__EXERCISE__: Lift every line from the entries that includes the word "ellas".

__THE RECORDS__:
◆ ◆ ◆ ◆

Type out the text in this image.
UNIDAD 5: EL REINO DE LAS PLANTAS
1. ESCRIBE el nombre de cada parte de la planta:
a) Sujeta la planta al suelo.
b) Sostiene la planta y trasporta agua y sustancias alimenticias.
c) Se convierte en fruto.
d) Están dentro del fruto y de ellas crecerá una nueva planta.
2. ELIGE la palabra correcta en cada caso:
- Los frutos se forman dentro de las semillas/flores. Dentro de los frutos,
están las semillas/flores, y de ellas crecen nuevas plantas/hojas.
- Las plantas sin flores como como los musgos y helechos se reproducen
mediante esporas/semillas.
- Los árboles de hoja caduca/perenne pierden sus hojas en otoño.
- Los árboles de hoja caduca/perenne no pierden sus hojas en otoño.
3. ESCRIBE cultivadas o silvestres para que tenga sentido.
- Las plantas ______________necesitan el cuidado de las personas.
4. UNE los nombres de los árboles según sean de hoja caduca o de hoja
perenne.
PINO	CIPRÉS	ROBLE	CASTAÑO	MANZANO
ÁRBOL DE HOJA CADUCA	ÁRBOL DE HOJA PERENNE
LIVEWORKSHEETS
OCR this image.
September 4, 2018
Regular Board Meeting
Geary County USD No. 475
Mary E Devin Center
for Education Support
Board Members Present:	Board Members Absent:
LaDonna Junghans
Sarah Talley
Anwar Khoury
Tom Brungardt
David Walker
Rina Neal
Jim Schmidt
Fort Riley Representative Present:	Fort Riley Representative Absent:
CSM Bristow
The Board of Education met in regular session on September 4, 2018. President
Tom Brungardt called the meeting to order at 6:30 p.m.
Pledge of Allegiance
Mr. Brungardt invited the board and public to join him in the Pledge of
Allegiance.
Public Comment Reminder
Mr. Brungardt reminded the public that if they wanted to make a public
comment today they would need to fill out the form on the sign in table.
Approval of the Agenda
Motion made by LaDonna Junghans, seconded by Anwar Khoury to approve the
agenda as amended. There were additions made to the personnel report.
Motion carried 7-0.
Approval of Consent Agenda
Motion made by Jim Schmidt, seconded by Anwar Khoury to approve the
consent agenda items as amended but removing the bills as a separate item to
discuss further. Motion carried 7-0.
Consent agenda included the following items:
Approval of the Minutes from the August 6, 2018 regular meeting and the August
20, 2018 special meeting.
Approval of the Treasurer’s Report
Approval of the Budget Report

◆ ◆ ◆ ◆

__OUTPUT OF THE TASK__:
d) Están dentro del fruto y de ellas crecerá una nueva planta.
están las semillas/flores, y de ellas crecen nuevas plantas/hojas.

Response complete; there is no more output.